---- EXTRACTED MATERIAL

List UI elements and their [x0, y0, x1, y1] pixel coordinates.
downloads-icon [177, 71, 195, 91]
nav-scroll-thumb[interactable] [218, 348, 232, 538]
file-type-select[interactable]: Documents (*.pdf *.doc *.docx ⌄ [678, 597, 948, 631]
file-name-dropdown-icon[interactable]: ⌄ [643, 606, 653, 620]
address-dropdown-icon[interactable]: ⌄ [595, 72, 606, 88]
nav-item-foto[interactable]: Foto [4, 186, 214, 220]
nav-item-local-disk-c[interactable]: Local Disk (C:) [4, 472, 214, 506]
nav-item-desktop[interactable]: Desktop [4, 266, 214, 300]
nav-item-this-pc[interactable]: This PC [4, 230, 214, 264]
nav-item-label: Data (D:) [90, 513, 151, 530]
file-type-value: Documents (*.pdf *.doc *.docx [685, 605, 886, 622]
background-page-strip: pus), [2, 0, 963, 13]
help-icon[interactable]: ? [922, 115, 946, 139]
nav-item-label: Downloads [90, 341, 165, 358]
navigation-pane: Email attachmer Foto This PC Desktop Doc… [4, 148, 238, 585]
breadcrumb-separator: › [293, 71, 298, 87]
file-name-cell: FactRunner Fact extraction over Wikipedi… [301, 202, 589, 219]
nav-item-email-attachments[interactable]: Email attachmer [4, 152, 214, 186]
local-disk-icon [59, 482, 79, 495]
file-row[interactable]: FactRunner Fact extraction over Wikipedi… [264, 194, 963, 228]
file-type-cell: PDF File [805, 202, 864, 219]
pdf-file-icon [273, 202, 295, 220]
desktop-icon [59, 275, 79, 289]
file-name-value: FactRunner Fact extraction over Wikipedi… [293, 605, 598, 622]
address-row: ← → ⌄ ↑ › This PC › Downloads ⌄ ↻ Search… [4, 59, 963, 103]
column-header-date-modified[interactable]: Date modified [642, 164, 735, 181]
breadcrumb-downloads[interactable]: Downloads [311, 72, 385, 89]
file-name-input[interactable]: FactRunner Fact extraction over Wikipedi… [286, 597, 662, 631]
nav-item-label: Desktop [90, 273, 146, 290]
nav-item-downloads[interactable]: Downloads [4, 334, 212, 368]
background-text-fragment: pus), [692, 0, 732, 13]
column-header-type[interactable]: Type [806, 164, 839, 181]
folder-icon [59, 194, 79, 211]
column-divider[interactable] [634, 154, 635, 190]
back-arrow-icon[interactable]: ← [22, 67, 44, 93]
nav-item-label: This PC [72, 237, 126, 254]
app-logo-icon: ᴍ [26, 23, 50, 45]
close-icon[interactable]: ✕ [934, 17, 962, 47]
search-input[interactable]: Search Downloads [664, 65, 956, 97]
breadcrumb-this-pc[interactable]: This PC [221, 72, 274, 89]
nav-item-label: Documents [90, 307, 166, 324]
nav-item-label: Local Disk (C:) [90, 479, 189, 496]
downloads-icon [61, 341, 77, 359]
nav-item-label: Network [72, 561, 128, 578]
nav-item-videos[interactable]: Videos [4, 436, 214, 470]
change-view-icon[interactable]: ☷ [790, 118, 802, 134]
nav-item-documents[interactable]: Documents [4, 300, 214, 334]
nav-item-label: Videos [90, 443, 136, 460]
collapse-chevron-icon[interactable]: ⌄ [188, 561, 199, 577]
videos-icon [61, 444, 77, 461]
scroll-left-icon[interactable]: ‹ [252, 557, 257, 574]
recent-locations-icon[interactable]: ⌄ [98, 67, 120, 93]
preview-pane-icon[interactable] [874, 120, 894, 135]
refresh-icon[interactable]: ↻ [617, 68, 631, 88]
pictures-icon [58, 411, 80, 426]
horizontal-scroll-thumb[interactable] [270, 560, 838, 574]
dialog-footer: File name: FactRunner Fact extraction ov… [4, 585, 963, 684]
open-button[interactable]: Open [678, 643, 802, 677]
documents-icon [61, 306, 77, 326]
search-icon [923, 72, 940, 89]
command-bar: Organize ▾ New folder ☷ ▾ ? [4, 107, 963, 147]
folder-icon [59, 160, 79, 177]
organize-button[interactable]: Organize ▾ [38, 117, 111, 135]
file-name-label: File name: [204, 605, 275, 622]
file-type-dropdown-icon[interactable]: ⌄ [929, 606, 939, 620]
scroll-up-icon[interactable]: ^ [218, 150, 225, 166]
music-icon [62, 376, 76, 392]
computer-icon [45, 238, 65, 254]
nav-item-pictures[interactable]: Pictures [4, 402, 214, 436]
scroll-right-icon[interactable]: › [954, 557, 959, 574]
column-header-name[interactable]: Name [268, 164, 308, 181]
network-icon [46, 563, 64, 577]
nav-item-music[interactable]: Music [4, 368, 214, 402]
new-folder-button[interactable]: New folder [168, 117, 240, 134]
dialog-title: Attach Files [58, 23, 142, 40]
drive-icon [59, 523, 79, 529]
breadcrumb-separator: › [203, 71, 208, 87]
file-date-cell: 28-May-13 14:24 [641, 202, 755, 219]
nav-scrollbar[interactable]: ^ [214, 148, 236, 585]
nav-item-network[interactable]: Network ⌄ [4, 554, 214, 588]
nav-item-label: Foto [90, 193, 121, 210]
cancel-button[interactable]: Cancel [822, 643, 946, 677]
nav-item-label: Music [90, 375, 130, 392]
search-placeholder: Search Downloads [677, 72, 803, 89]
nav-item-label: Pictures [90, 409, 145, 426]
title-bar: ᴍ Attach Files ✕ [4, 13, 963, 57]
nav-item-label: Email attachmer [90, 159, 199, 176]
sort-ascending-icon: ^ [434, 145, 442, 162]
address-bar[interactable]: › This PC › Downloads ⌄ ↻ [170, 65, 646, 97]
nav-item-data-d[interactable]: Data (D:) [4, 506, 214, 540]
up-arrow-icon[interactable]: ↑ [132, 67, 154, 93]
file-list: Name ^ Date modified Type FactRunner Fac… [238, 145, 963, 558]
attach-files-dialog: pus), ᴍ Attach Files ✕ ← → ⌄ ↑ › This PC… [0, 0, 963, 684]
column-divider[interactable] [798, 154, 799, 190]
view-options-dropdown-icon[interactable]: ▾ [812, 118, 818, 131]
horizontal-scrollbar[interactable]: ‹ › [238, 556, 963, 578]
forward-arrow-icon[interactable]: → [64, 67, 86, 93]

--------

BRIEF: Rewrite every one of the records above, substituting "clickable" for each "interactable" and leaving everything else as it is.

FINISHED ANSWER:
List UI elements and their [x0, y0, x1, y1] pixel coordinates.
downloads-icon [177, 71, 195, 91]
nav-scroll-thumb[clickable] [218, 348, 232, 538]
file-type-select[clickable]: Documents (*.pdf *.doc *.docx ⌄ [678, 597, 948, 631]
file-name-dropdown-icon[clickable]: ⌄ [643, 606, 653, 620]
address-dropdown-icon[clickable]: ⌄ [595, 72, 606, 88]
nav-item-foto[clickable]: Foto [4, 186, 214, 220]
nav-item-local-disk-c[clickable]: Local Disk (C:) [4, 472, 214, 506]
nav-item-desktop[clickable]: Desktop [4, 266, 214, 300]
nav-item-this-pc[clickable]: This PC [4, 230, 214, 264]
nav-item-label: Data (D:) [90, 513, 151, 530]
file-type-value: Documents (*.pdf *.doc *.docx [685, 605, 886, 622]
background-page-strip: pus), [2, 0, 963, 13]
help-icon[clickable]: ? [922, 115, 946, 139]
nav-item-label: Downloads [90, 341, 165, 358]
navigation-pane: Email attachmer Foto This PC Desktop Doc… [4, 148, 238, 585]
breadcrumb-separator: › [293, 71, 298, 87]
file-name-cell: FactRunner Fact extraction over Wikipedi… [301, 202, 589, 219]
nav-item-email-attachments[clickable]: Email attachmer [4, 152, 214, 186]
local-disk-icon [59, 482, 79, 495]
file-row[clickable]: FactRunner Fact extraction over Wikipedi… [264, 194, 963, 228]
file-type-cell: PDF File [805, 202, 864, 219]
pdf-file-icon [273, 202, 295, 220]
desktop-icon [59, 275, 79, 289]
file-name-value: FactRunner Fact extraction over Wikipedi… [293, 605, 598, 622]
address-row: ← → ⌄ ↑ › This PC › Downloads ⌄ ↻ Search… [4, 59, 963, 103]
column-header-date-modified[clickable]: Date modified [642, 164, 735, 181]
breadcrumb-downloads[clickable]: Downloads [311, 72, 385, 89]
file-name-input[clickable]: FactRunner Fact extraction over Wikipedi… [286, 597, 662, 631]
nav-item-label: Desktop [90, 273, 146, 290]
nav-item-downloads[clickable]: Downloads [4, 334, 212, 368]
background-text-fragment: pus), [692, 0, 732, 13]
column-header-type[clickable]: Type [806, 164, 839, 181]
folder-icon [59, 194, 79, 211]
column-divider[clickable] [634, 154, 635, 190]
back-arrow-icon[clickable]: ← [22, 67, 44, 93]
nav-item-label: This PC [72, 237, 126, 254]
app-logo-icon: ᴍ [26, 23, 50, 45]
close-icon[clickable]: ✕ [934, 17, 962, 47]
search-input[clickable]: Search Downloads [664, 65, 956, 97]
breadcrumb-this-pc[clickable]: This PC [221, 72, 274, 89]
nav-item-label: Documents [90, 307, 166, 324]
nav-item-label: Local Disk (C:) [90, 479, 189, 496]
downloads-icon [61, 341, 77, 359]
nav-item-label: Network [72, 561, 128, 578]
nav-item-videos[clickable]: Videos [4, 436, 214, 470]
change-view-icon[clickable]: ☷ [790, 118, 802, 134]
nav-item-documents[clickable]: Documents [4, 300, 214, 334]
nav-item-label: Videos [90, 443, 136, 460]
collapse-chevron-icon[clickable]: ⌄ [188, 561, 199, 577]
videos-icon [61, 444, 77, 461]
scroll-left-icon[clickable]: ‹ [252, 557, 257, 574]
recent-locations-icon[clickable]: ⌄ [98, 67, 120, 93]
preview-pane-icon[clickable] [874, 120, 894, 135]
refresh-icon[clickable]: ↻ [617, 68, 631, 88]
pictures-icon [58, 411, 80, 426]
horizontal-scroll-thumb[clickable] [270, 560, 838, 574]
dialog-footer: File name: FactRunner Fact extraction ov… [4, 585, 963, 684]
open-button[clickable]: Open [678, 643, 802, 677]
documents-icon [61, 306, 77, 326]
search-icon [923, 72, 940, 89]
command-bar: Organize ▾ New folder ☷ ▾ ? [4, 107, 963, 147]
folder-icon [59, 160, 79, 177]
organize-button[clickable]: Organize ▾ [38, 117, 111, 135]
file-name-label: File name: [204, 605, 275, 622]
file-type-dropdown-icon[clickable]: ⌄ [929, 606, 939, 620]
scroll-up-icon[clickable]: ^ [218, 150, 225, 166]
music-icon [62, 376, 76, 392]
computer-icon [45, 238, 65, 254]
nav-item-pictures[clickable]: Pictures [4, 402, 214, 436]
scroll-right-icon[clickable]: › [954, 557, 959, 574]
column-header-name[clickable]: Name [268, 164, 308, 181]
network-icon [46, 563, 64, 577]
nav-item-music[clickable]: Music [4, 368, 214, 402]
new-folder-button[clickable]: New folder [168, 117, 240, 134]
dialog-title: Attach Files [58, 23, 142, 40]
drive-icon [59, 523, 79, 529]
breadcrumb-separator: › [203, 71, 208, 87]
file-date-cell: 28-May-13 14:24 [641, 202, 755, 219]
nav-scrollbar[clickable]: ^ [214, 148, 236, 585]
nav-item-network[clickable]: Network ⌄ [4, 554, 214, 588]
nav-item-label: Foto [90, 193, 121, 210]
cancel-button[clickable]: Cancel [822, 643, 946, 677]
nav-item-label: Music [90, 375, 130, 392]
search-placeholder: Search Downloads [677, 72, 803, 89]
nav-item-label: Pictures [90, 409, 145, 426]
title-bar: ᴍ Attach Files ✕ [4, 13, 963, 57]
nav-item-label: Email attachmer [90, 159, 199, 176]
sort-ascending-icon: ^ [434, 145, 442, 162]
address-bar[clickable]: › This PC › Downloads ⌄ ↻ [170, 65, 646, 97]
nav-item-data-d[clickable]: Data (D:) [4, 506, 214, 540]
up-arrow-icon[clickable]: ↑ [132, 67, 154, 93]
file-list: Name ^ Date modified Type FactRunner Fac… [238, 145, 963, 558]
attach-files-dialog: pus), ᴍ Attach Files ✕ ← → ⌄ ↑ › This PC… [0, 0, 963, 684]
column-divider[clickable] [798, 154, 799, 190]
view-options-dropdown-icon[clickable]: ▾ [812, 118, 818, 131]
horizontal-scrollbar[clickable]: ‹ › [238, 556, 963, 578]
forward-arrow-icon[clickable]: → [64, 67, 86, 93]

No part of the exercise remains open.